### Stated goal
Copy the lines from the line with "chart-title: 巴基斯坦赛络纺C10S期货价走势: [76, 14, 324, 34]" through the line with "y-tick-label: 2.436: [36, 184, 67, 197]", swapping "x-tick-label" for "date-label" and leaving everything else unchanged.
# # # # # # #
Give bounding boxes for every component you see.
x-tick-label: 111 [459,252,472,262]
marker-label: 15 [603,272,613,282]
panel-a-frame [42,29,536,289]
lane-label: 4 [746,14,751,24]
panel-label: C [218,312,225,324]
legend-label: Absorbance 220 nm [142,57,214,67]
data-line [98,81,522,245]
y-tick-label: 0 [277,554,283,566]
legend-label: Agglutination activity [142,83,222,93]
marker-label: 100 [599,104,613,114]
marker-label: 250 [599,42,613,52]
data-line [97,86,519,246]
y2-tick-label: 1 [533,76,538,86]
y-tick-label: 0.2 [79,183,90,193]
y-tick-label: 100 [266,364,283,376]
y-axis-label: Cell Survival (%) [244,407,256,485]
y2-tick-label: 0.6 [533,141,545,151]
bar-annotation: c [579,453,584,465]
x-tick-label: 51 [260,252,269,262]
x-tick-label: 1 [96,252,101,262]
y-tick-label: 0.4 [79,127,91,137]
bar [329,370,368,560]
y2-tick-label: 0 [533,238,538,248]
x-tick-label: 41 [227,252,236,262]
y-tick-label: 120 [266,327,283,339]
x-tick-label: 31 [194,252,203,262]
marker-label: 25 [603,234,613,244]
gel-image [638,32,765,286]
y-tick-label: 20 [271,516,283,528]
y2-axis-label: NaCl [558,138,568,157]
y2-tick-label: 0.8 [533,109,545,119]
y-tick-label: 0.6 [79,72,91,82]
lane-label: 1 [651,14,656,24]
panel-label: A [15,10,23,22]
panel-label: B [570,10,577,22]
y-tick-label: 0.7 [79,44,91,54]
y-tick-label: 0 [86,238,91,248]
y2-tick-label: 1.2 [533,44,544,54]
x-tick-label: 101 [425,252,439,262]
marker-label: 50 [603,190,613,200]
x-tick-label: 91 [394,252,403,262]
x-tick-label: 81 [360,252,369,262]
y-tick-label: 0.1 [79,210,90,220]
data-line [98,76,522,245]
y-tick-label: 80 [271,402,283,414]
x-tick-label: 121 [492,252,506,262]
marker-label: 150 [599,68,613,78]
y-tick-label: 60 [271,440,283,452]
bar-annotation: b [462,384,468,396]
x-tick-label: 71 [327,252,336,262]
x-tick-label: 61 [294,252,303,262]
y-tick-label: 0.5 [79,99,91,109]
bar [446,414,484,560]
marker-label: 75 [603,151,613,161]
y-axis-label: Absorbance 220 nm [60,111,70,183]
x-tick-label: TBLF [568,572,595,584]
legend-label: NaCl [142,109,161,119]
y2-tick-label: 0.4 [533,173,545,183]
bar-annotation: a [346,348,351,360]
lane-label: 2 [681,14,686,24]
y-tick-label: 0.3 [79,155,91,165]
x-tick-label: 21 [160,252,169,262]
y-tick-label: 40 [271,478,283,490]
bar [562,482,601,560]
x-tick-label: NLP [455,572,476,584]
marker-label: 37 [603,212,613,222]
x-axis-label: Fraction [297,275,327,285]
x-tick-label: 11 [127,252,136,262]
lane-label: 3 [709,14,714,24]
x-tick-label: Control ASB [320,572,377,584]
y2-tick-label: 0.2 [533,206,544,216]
# # # # # # #
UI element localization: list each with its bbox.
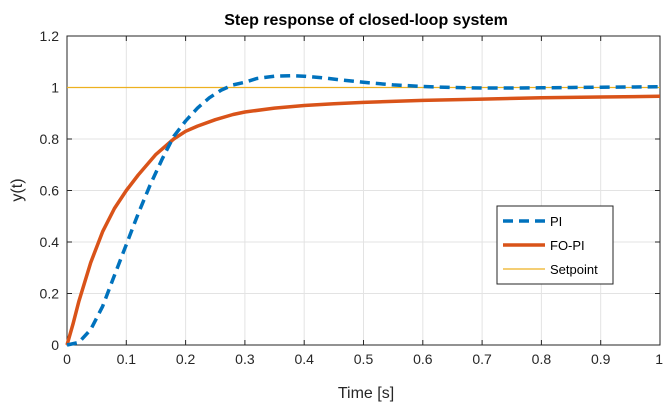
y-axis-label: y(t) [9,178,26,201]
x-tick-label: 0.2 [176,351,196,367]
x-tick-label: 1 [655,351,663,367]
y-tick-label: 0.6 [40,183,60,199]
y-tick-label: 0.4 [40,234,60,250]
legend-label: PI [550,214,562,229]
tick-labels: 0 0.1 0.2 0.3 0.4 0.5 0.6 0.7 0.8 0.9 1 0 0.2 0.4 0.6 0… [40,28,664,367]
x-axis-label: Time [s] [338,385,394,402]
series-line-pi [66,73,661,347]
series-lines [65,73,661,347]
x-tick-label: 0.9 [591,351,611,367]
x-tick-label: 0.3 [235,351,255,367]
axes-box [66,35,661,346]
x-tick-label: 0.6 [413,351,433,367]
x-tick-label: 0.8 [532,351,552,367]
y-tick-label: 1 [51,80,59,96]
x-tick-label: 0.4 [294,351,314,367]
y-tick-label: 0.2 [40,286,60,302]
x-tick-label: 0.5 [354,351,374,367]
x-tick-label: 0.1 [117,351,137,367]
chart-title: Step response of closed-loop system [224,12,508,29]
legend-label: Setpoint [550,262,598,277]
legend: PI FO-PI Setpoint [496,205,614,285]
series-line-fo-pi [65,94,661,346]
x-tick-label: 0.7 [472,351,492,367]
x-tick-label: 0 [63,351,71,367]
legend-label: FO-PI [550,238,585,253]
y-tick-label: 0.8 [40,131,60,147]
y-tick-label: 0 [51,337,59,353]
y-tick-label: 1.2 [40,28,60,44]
# # # # # # #
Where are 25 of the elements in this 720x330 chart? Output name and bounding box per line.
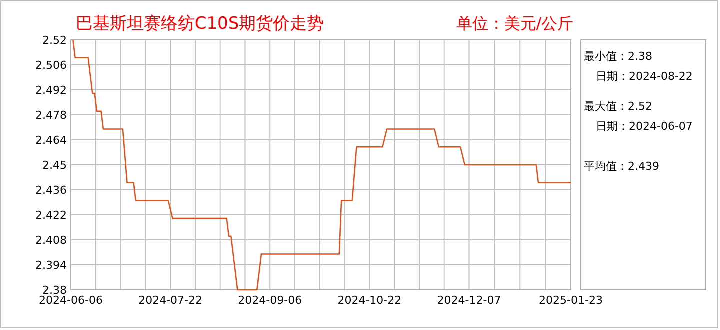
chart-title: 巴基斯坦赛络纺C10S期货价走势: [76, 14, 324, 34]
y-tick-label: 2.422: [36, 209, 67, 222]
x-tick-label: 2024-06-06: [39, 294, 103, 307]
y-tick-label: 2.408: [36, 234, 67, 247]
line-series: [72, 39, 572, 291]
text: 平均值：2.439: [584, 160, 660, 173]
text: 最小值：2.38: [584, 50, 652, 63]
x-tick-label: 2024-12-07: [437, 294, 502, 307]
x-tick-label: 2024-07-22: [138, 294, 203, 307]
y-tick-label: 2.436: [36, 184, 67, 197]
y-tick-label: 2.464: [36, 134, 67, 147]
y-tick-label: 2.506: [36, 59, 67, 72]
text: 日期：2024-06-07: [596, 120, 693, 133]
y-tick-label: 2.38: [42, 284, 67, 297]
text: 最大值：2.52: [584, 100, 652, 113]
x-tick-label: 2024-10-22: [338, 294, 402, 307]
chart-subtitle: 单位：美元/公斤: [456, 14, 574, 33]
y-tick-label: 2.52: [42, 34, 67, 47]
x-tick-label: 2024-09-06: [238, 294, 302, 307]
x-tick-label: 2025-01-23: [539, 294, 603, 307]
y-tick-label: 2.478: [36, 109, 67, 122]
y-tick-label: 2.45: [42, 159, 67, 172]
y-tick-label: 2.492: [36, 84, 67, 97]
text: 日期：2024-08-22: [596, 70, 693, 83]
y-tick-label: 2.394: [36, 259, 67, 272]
# # # # # # #
### Expected output
chart-title: 巴基斯坦赛络纺C10S期货价走势: [76, 14, 324, 34]
y-tick-label: 2.422: [36, 209, 67, 222]
date-label: 2024-06-06: [39, 294, 103, 307]
y-tick-label: 2.408: [36, 234, 67, 247]
line-series: [72, 39, 572, 291]
text: 平均值：2.439: [584, 160, 660, 173]
text: 最小值：2.38: [584, 50, 652, 63]
date-label: 2024-12-07: [437, 294, 502, 307]
date-label: 2024-07-22: [138, 294, 203, 307]
y-tick-label: 2.436: [36, 184, 67, 197]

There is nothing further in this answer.